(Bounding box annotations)
----
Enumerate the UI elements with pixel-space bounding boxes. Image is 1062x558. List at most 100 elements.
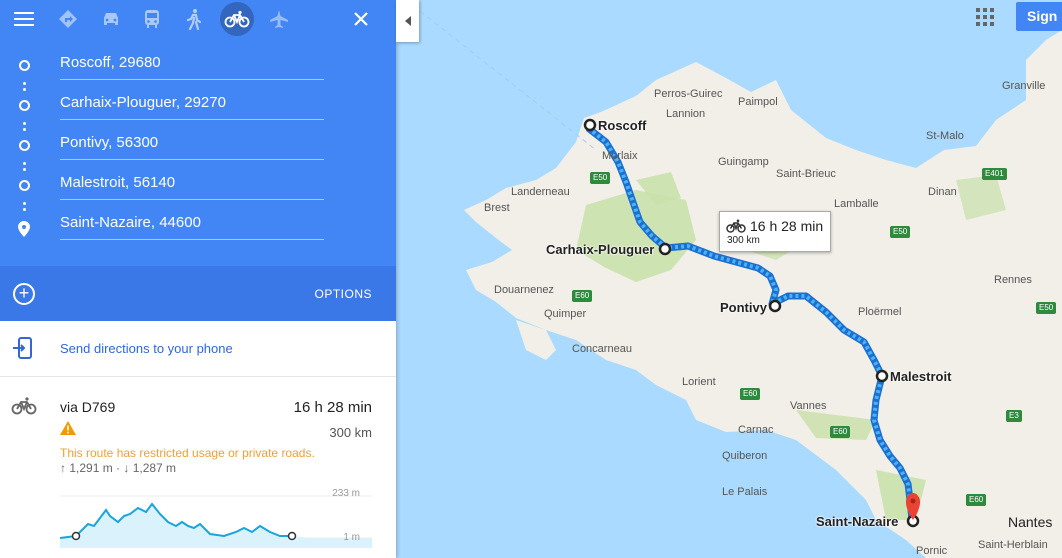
elevation-max-label: 233 m [332,488,360,499]
bike-icon [224,10,250,28]
place-label: St-Malo [926,130,964,142]
route-warning-text: This route has restricted usage or priva… [60,446,315,460]
walk-icon [186,9,202,30]
waypoint-input-4[interactable]: Malestroit, 56140 [60,170,324,200]
route-distance: 300 km [329,425,372,440]
send-directions-link[interactable]: Send directions to your phone [60,341,233,356]
waypoint-row: Carhaix-Plouguer, 29270 [0,86,396,126]
directions-mode-button[interactable] [51,2,85,36]
car-icon [104,13,118,25]
place-label: Saint-Brieuc [776,168,836,180]
waypoint-row: Saint-Nazaire, 44600 [0,206,396,246]
bike-mode-button[interactable] [220,2,254,36]
directions-icon [59,10,77,28]
elevation-end-marker [287,531,297,541]
place-label: Dinan [928,186,957,198]
transit-icon [145,10,159,28]
sign-in-button[interactable]: Sign in [1016,2,1062,31]
waypoint-label: Malestroit [890,369,952,384]
waypoint-row: Malestroit, 56140 [0,166,396,206]
place-label: Nantes [1008,514,1053,530]
destination-pin-icon [18,221,30,237]
waypoint-input-5[interactable]: Saint-Nazaire, 44600 [60,210,324,240]
place-label: Rennes [994,274,1032,286]
place-label: Brest [484,202,510,214]
bike-icon [726,219,746,233]
place-label: Ploërmel [858,306,902,318]
map-land [405,0,1062,558]
send-to-phone-icon [13,337,32,359]
road-shield: E401 [982,168,1007,180]
place-label: Carnac [738,424,774,436]
place-label: Lamballe [834,198,879,210]
route-via-label: via D769 [60,399,116,415]
place-label: Saint-Herblain [978,539,1048,551]
place-label: Le Palais [722,486,768,498]
road-shield: E50 [1036,302,1057,314]
place-label: Quiberon [722,450,768,462]
road-shield: E60 [740,388,761,400]
road-shield: E60 [572,290,593,302]
waypoint-input-3[interactable]: Pontivy, 56300 [60,130,324,160]
add-destination-button[interactable]: + [13,283,35,305]
place-label: Vannes [790,400,827,412]
place-label: Lorient [682,376,716,388]
waypoint-dot-icon [19,60,30,71]
road-shield: E3 [1006,410,1022,422]
callout-distance: 300 km [727,235,760,246]
place-label: Pornic [916,545,948,557]
menu-button[interactable] [7,2,41,36]
directions-header: Roscoff, 29680 Carhaix-Plouguer, 29270 P… [0,0,396,321]
waypoint-dot-icon [19,140,30,151]
road-shield: E60 [966,494,987,506]
maps-app: Roscoff, 29680 Carhaix-Plouguer, 29270 P… [0,0,1062,558]
close-icon [354,12,368,26]
close-directions-button[interactable] [344,2,378,36]
waypoint-row: Roscoff, 29680 [0,46,396,86]
waypoint-label: Saint-Nazaire [816,514,899,529]
collapse-panel-button[interactable] [396,0,419,42]
map-canvas[interactable]: Perros-Guirec Lannion Paimpol Morlaix Gu… [396,0,1062,558]
waypoint-label: Carhaix-Plouguer [546,242,655,257]
road-shield: E60 [830,426,851,438]
options-button[interactable]: OPTIONS [314,287,372,301]
elevation-summary: ↑ 1,291 m · ↓ 1,287 m [60,461,177,475]
road-shield: E50 [890,226,911,238]
place-label: Perros-Guirec [654,88,723,100]
place-label: Concarneau [572,343,632,355]
walk-mode-button[interactable] [177,2,211,36]
flight-mode-button[interactable] [262,2,296,36]
travel-mode-bar [0,0,396,40]
send-to-phone-row[interactable]: Send directions to your phone [0,321,396,377]
waypoint-row: Pontivy, 56300 [0,126,396,166]
place-label: Paimpol [738,96,778,108]
apps-grid-icon[interactable] [974,6,996,28]
elevation-chart [60,495,372,548]
options-bar: + OPTIONS [0,266,396,321]
elevation-start-marker [71,531,81,541]
waypoint-dot-icon [19,100,30,111]
place-label: Quimper [544,308,587,320]
callout-duration: 16 h 28 min [750,218,824,234]
road-shield: E50 [590,172,611,184]
elevation-min-label: 1 m [343,532,360,543]
caret-left-icon [404,16,411,26]
route-info-callout[interactable]: 16 h 28 min 300 km [719,211,831,252]
place-label: Lannion [666,108,706,120]
car-mode-button[interactable] [94,2,128,36]
waypoint-label: Pontivy [720,300,767,315]
route-duration: 16 h 28 min [293,399,372,416]
place-label: Granville [1002,80,1046,92]
place-label: Morlaix [602,150,638,162]
waypoint-input-1[interactable]: Roscoff, 29680 [60,50,324,80]
flight-icon [270,10,288,28]
warning-icon [60,421,76,435]
transit-mode-button[interactable] [135,2,169,36]
waypoint-dot-icon [19,180,30,191]
directions-panel: Roscoff, 29680 Carhaix-Plouguer, 29270 P… [0,0,396,558]
menu-icon [14,12,34,26]
route-card[interactable]: via D769 16 h 28 min 300 km This route h… [0,378,396,558]
place-label: Douarnenez [494,284,554,296]
waypoint-label: Roscoff [598,118,647,133]
waypoint-input-2[interactable]: Carhaix-Plouguer, 29270 [60,90,324,120]
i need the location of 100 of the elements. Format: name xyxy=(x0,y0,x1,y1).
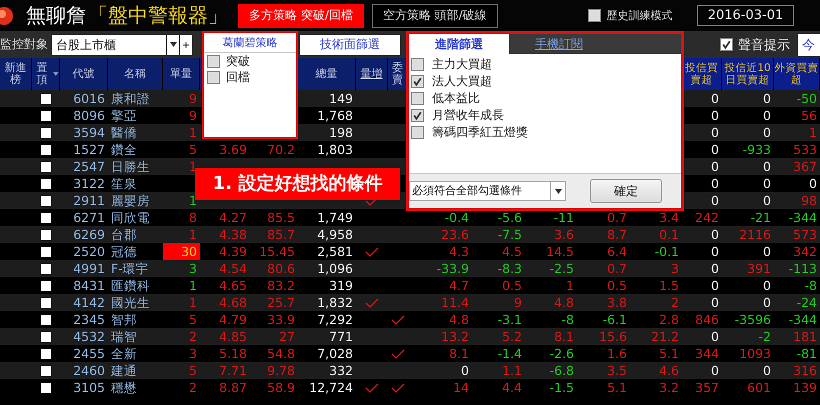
table-cell: 7,028 xyxy=(317,346,353,361)
table-cell: 391 xyxy=(747,261,771,276)
pin-checkbox[interactable] xyxy=(41,366,51,376)
table-cell: 0 xyxy=(809,176,817,191)
pin-checkbox[interactable] xyxy=(41,162,51,172)
tech-filter-button[interactable]: 技術面篩選 xyxy=(300,34,400,54)
table-cell: 0.5 xyxy=(502,278,522,293)
pin-checkbox[interactable] xyxy=(41,264,51,274)
pin-checkbox[interactable] xyxy=(41,382,51,392)
table-cell: 2520 xyxy=(73,244,105,259)
pin-checkbox[interactable] xyxy=(41,348,51,358)
table-cell: 1 xyxy=(189,278,197,293)
table-cell: 9.78 xyxy=(267,363,295,378)
filter-label: 主力大買超 xyxy=(432,56,492,73)
filter-checkbox[interactable] xyxy=(411,75,424,88)
pin-checkbox[interactable] xyxy=(41,332,51,342)
table-cell: 4.5 xyxy=(502,244,522,259)
table-cell: 357 xyxy=(695,380,719,395)
pin-checkbox[interactable] xyxy=(41,246,51,256)
pin-checkbox[interactable] xyxy=(41,230,51,240)
column-header: 總量 xyxy=(316,68,338,80)
table-cell: 846 xyxy=(695,312,719,327)
strategy-checkbox[interactable] xyxy=(207,70,220,84)
dropdown-icon[interactable] xyxy=(167,34,179,54)
table-cell: 242 xyxy=(695,210,719,225)
table-cell: 8096 xyxy=(73,108,105,123)
history-mode-checkbox[interactable] xyxy=(588,9,601,22)
filter-checkbox[interactable] xyxy=(411,109,424,122)
table-cell: 3 xyxy=(189,346,197,361)
table-cell: 4532 xyxy=(73,329,105,344)
table-cell: -344 xyxy=(788,312,817,327)
dropdown-icon[interactable] xyxy=(551,181,566,201)
today-button[interactable]: 今 xyxy=(798,34,820,56)
table-cell: 25.7 xyxy=(267,295,295,310)
strategy-tab[interactable]: 空方策略 頭部/破線 xyxy=(372,4,498,28)
table-cell: -3596 xyxy=(734,312,771,327)
column-header: 投信買賣超 xyxy=(684,62,719,86)
pin-checkbox[interactable] xyxy=(41,94,51,104)
table-cell: 332 xyxy=(329,363,353,378)
instruction-banner: 1. 設定好想找的條件 xyxy=(195,168,400,200)
date-field[interactable]: 2016-03-01 xyxy=(696,5,794,26)
filter-checkbox[interactable] xyxy=(411,58,424,71)
table-cell: 1.6 xyxy=(607,346,627,361)
table-cell: 4.27 xyxy=(219,210,247,225)
table-cell: 4.65 xyxy=(219,278,247,293)
table-cell: 80.6 xyxy=(267,261,295,276)
table-cell: 70.2 xyxy=(267,142,295,157)
table-cell: 0 xyxy=(711,244,719,259)
table-cell: 3.4 xyxy=(659,210,679,225)
table-cell: 2460 xyxy=(73,363,105,378)
table-cell: 58.9 xyxy=(267,380,295,395)
table-cell: 1,803 xyxy=(317,142,353,157)
filter-label: 法人大買超 xyxy=(432,73,492,90)
table-cell: 2455 xyxy=(73,346,105,361)
table-cell: 1093 xyxy=(739,346,771,361)
table-cell: 181 xyxy=(793,329,817,344)
pin-checkbox[interactable] xyxy=(41,128,51,138)
table-cell: 9 xyxy=(514,295,522,310)
filter-tab[interactable]: 進階篩選 xyxy=(409,34,509,54)
monitor-select[interactable]: 台股上市櫃 xyxy=(52,34,166,54)
filter-checkbox[interactable] xyxy=(411,126,424,139)
table-cell: 0 xyxy=(711,108,719,123)
pin-checkbox[interactable] xyxy=(41,144,51,154)
table-cell: 0 xyxy=(711,176,719,191)
table-cell: 3.5 xyxy=(607,363,627,378)
table-cell: 98 xyxy=(801,193,817,208)
pin-checkbox[interactable] xyxy=(41,110,51,120)
table-cell: 56 xyxy=(801,108,817,123)
table-cell: 擎亞 xyxy=(111,108,137,123)
pin-checkbox[interactable] xyxy=(41,178,51,188)
match-select[interactable]: 必須符合全部勾選條件 xyxy=(409,181,551,201)
table-cell: 0.1 xyxy=(659,227,679,242)
table-cell: 54.8 xyxy=(267,346,295,361)
strategy-tab[interactable]: 多方策略 突破/回檔 xyxy=(238,4,364,28)
table-cell: 5 xyxy=(189,142,197,157)
pin-checkbox[interactable] xyxy=(41,314,51,324)
pin-checkbox[interactable] xyxy=(41,196,51,206)
pin-checkbox[interactable] xyxy=(41,212,51,222)
add-button[interactable]: + xyxy=(180,34,192,54)
confirm-button[interactable]: 確定 xyxy=(590,179,662,203)
pin-checkbox[interactable] xyxy=(41,298,51,308)
filter-checkbox[interactable] xyxy=(411,92,424,105)
table-cell: 4142 xyxy=(73,295,105,310)
filter-tab[interactable]: 手機訂閱 xyxy=(509,34,609,54)
table-cell: 8.87 xyxy=(219,380,247,395)
table-cell: -50 xyxy=(796,91,817,106)
table-cell: 0 xyxy=(763,193,771,208)
strategy-label: 回檔 xyxy=(226,68,250,86)
table-cell: -6.8 xyxy=(550,363,574,378)
table-cell: 2 xyxy=(189,329,197,344)
table-cell: 0 xyxy=(711,159,719,174)
table-cell: 85.7 xyxy=(267,227,295,242)
table-cell: -8.3 xyxy=(498,261,522,276)
pin-checkbox[interactable] xyxy=(41,280,51,290)
sort-icon[interactable] xyxy=(53,72,59,76)
strategy-checkbox[interactable] xyxy=(207,54,220,68)
sound-checkbox[interactable] xyxy=(720,38,733,51)
table-cell: 全新 xyxy=(111,346,137,361)
table-cell: 198 xyxy=(329,125,353,140)
table-cell: 5.1 xyxy=(659,346,679,361)
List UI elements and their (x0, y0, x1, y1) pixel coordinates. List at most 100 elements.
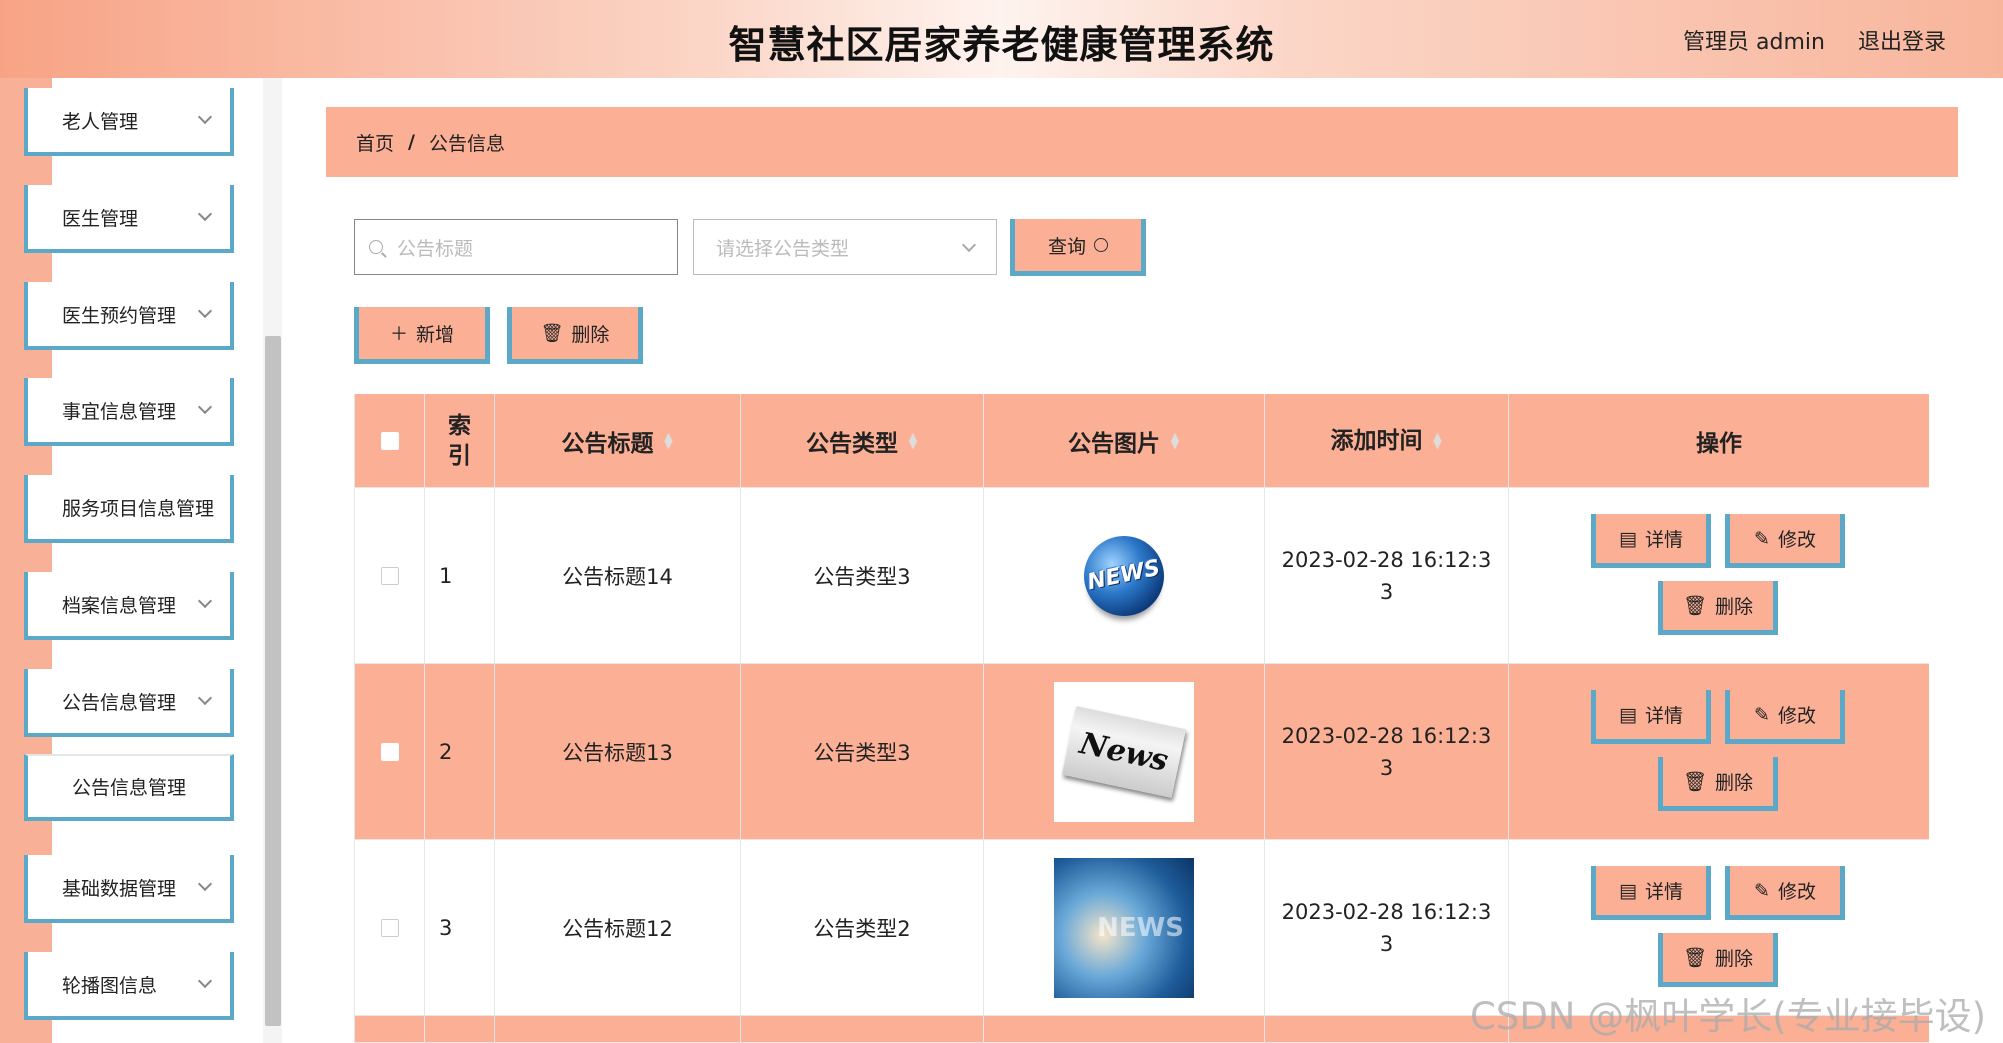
search-icon (369, 240, 383, 254)
delete-label: 删除 (1715, 948, 1754, 970)
title-search-input[interactable]: 公告标题 (354, 219, 678, 275)
row-time-line1: 2023-02-28 16:12:3 (1281, 723, 1492, 748)
row-image (984, 1016, 1265, 1043)
chevron-down-icon (197, 303, 213, 319)
chevron-down-icon (197, 690, 213, 706)
row-image: News (984, 664, 1265, 840)
title-search-placeholder: 公告标题 (397, 237, 474, 260)
image-text: News (1076, 725, 1172, 778)
sidebar-item-label: 公告信息管理 (72, 777, 187, 799)
detail-button[interactable]: ▤ 详情 (1591, 866, 1711, 920)
edit-label: 修改 (1777, 881, 1816, 903)
sort-icon[interactable]: ▲ ▼ (908, 431, 918, 450)
delete-label: 删除 (1715, 772, 1754, 794)
notice-table: 索 引 公告标题 ▲ ▼ 公告类型 ▲ ▼ 公告图片 ▲ ▼ 添加时间 ▲ ▼ 操作 1 公告标… (354, 394, 1929, 1043)
sort-icon[interactable]: ▲ ▼ (1433, 431, 1443, 450)
header-time-label: 添加时间 (1330, 427, 1423, 454)
row-ops: ▤ 详情 ✎ 修改 🗑 删除 (1509, 664, 1929, 840)
edit-label: 修改 (1777, 705, 1816, 727)
edit-button[interactable]: ✎ 修改 (1725, 514, 1845, 568)
sidebar-item-service[interactable]: 服务项目信息管理 (24, 475, 234, 543)
header-image[interactable]: 公告图片 ▲ ▼ (984, 394, 1265, 488)
logout-link[interactable]: 退出登录 (1858, 24, 1946, 56)
row-image: NEWS (984, 488, 1265, 664)
sidebar-item-doctor[interactable]: 医生管理 (24, 185, 234, 253)
sidebar-subitem-notice[interactable]: 公告信息管理 (24, 754, 234, 821)
sidebar-item-archive[interactable]: 档案信息管理 (24, 572, 234, 640)
select-all-checkbox[interactable] (380, 431, 399, 450)
header-type[interactable]: 公告类型 ▲ ▼ (741, 394, 984, 488)
detail-button[interactable]: ▤ 详情 (1591, 514, 1711, 568)
header-index-line2: 引 (448, 442, 471, 469)
row-checkbox[interactable] (380, 566, 399, 585)
row-check-cell (355, 1016, 425, 1043)
sidebar-item-affairs[interactable]: 事宜信息管理 (24, 378, 234, 446)
row-title: 公告标题12 (495, 840, 741, 1016)
delete-button[interactable]: 🗑 删除 (1658, 933, 1778, 987)
row-time: 2023-02-28 16:12:3 3 (1265, 664, 1509, 840)
pencil-icon: ✎ (1754, 879, 1770, 902)
trash-icon: 🗑 (1682, 771, 1708, 793)
sidebar-item-appointment[interactable]: 医生预约管理 (24, 282, 234, 350)
detail-button[interactable]: ▤ 详情 (1591, 690, 1711, 744)
row-title: 公告标题13 (495, 664, 741, 840)
row-checkbox[interactable] (380, 742, 399, 761)
type-select[interactable]: 请选择公告类型 (693, 219, 997, 275)
header-index-line1: 索 (448, 412, 471, 439)
header-ops: 操作 (1509, 394, 1929, 488)
row-checkbox[interactable] (380, 918, 399, 937)
sidebar-item-label: 轮播图信息 (62, 974, 158, 997)
delete-button[interactable]: 🗑 删除 (1658, 581, 1778, 635)
plus-icon: ＋ (389, 324, 408, 345)
edit-button[interactable]: ✎ 修改 (1725, 866, 1845, 920)
row-time-line1: 2023-02-28 16:12:3 (1281, 547, 1492, 572)
edit-button[interactable]: ✎ 修改 (1725, 690, 1845, 744)
trash-icon: 🗑 (540, 322, 564, 344)
row-check-cell (355, 664, 425, 840)
sidebar: 老人管理 医生管理 医生预约管理 事宜信息管理 服务项目信息管理 档案信息管理 … (0, 78, 282, 1043)
chevron-down-icon (197, 876, 213, 892)
batch-delete-button[interactable]: 🗑 删除 (507, 307, 643, 364)
sidebar-item-notice[interactable]: 公告信息管理 (24, 669, 234, 737)
sort-icon[interactable]: ▲ ▼ (664, 431, 674, 450)
sidebar-item-label: 医生预约管理 (62, 304, 177, 327)
document-icon: ▤ (1619, 879, 1637, 902)
breadcrumb: 首页 / 公告信息 (326, 107, 1958, 177)
query-button[interactable]: 查询 (1010, 219, 1146, 276)
header-check-cell (355, 394, 425, 488)
header-title[interactable]: 公告标题 ▲ ▼ (495, 394, 741, 488)
row-index (425, 1016, 495, 1043)
sidebar-item-elder[interactable]: 老人管理 (24, 88, 234, 156)
sidebar-item-basedata[interactable]: 基础数据管理 (24, 855, 234, 923)
header-ops-label: 操作 (1696, 430, 1742, 457)
header-time[interactable]: 添加时间 ▲ ▼ (1265, 394, 1509, 488)
breadcrumb-home[interactable]: 首页 (356, 129, 394, 156)
query-button-label: 查询 (1047, 235, 1086, 258)
chevron-down-icon (197, 593, 213, 609)
delete-button[interactable]: 🗑 删除 (1658, 757, 1778, 811)
sidebar-item-label: 事宜信息管理 (62, 400, 177, 423)
type-select-placeholder: 请选择公告类型 (716, 237, 850, 260)
row-index: 2 (425, 664, 495, 840)
header-title-label: 公告标题 (561, 430, 654, 457)
document-icon: ▤ (1619, 527, 1637, 550)
row-time-line1: 2023-02-28 16:12:3 (1281, 899, 1492, 924)
sort-icon[interactable]: ▲ ▼ (1170, 431, 1180, 450)
row-time-line2: 3 (1379, 579, 1394, 604)
search-icon (1094, 238, 1108, 252)
add-button[interactable]: ＋ 新增 (354, 307, 490, 364)
row-ops: ▤ 详情 ✎ 修改 🗑 删除 (1509, 488, 1929, 664)
sidebar-item-carousel[interactable]: 轮播图信息 (24, 952, 234, 1020)
image-text: NEWS (1085, 555, 1163, 596)
edit-label: 修改 (1777, 529, 1816, 551)
sidebar-scrollbar-thumb[interactable] (265, 336, 281, 1026)
header-index: 索 引 (425, 394, 495, 488)
table-header-row: 索 引 公告标题 ▲ ▼ 公告类型 ▲ ▼ 公告图片 ▲ ▼ 添加时间 ▲ ▼ 操作 (355, 394, 1929, 488)
watermark: CSDN @枫叶学长(专业接毕设) (1470, 995, 1987, 1038)
chevron-down-icon (961, 237, 977, 253)
detail-label: 详情 (1644, 529, 1683, 551)
detail-label: 详情 (1644, 705, 1683, 727)
chevron-down-icon (197, 206, 213, 222)
row-check-cell (355, 840, 425, 1016)
breadcrumb-current: 公告信息 (428, 132, 505, 155)
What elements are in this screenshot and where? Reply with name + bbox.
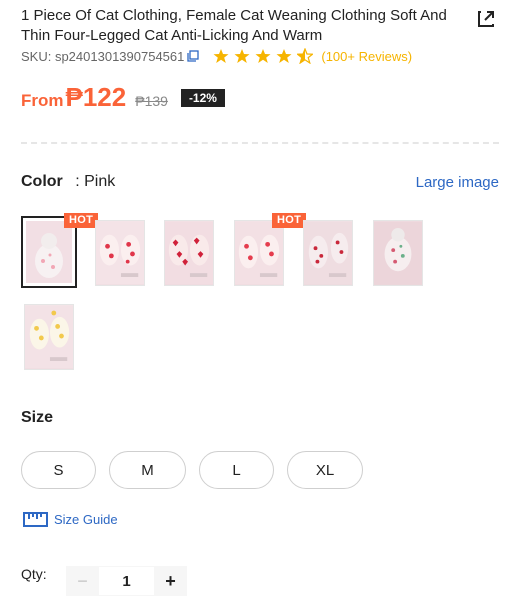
----
Copy the entries word for word, beginning at the line that contains "table-cell: 7,028 xyxy=(317,346,353,361)" and stopping after the line that contains "table-cell: -344 xyxy=(788,312,817,327)".

table-cell: 7,028 xyxy=(317,346,353,361)
table-cell: 391 xyxy=(747,261,771,276)
pin-checkbox[interactable] xyxy=(41,366,51,376)
table-cell: 0 xyxy=(809,176,817,191)
pin-checkbox[interactable] xyxy=(41,162,51,172)
tech-filter-button[interactable]: 技術面篩選 xyxy=(300,34,400,54)
table-cell: 0.5 xyxy=(502,278,522,293)
pin-checkbox[interactable] xyxy=(41,264,51,274)
pin-checkbox[interactable] xyxy=(41,382,51,392)
table-cell: 2520 xyxy=(73,244,105,259)
pin-checkbox[interactable] xyxy=(41,348,51,358)
table-cell: 1 xyxy=(189,278,197,293)
table-cell: 9.78 xyxy=(267,363,295,378)
filter-label: 主力大買超 xyxy=(432,56,492,73)
filter-checkbox[interactable] xyxy=(411,75,424,88)
pin-checkbox[interactable] xyxy=(41,332,51,342)
table-cell: 4.5 xyxy=(502,244,522,259)
table-cell: 357 xyxy=(695,380,719,395)
pin-checkbox[interactable] xyxy=(41,246,51,256)
pin-checkbox[interactable] xyxy=(41,230,51,240)
column-header: 總量 xyxy=(316,68,338,80)
table-cell: 846 xyxy=(695,312,719,327)
strategy-checkbox[interactable] xyxy=(207,70,220,84)
dropdown-icon[interactable] xyxy=(167,34,179,54)
table-cell: 242 xyxy=(695,210,719,225)
table-cell: 8096 xyxy=(73,108,105,123)
history-mode-checkbox[interactable] xyxy=(588,9,601,22)
filter-checkbox[interactable] xyxy=(411,109,424,122)
table-cell: 3 xyxy=(189,346,197,361)
table-cell: 4532 xyxy=(73,329,105,344)
table-cell: -344 xyxy=(788,312,817,327)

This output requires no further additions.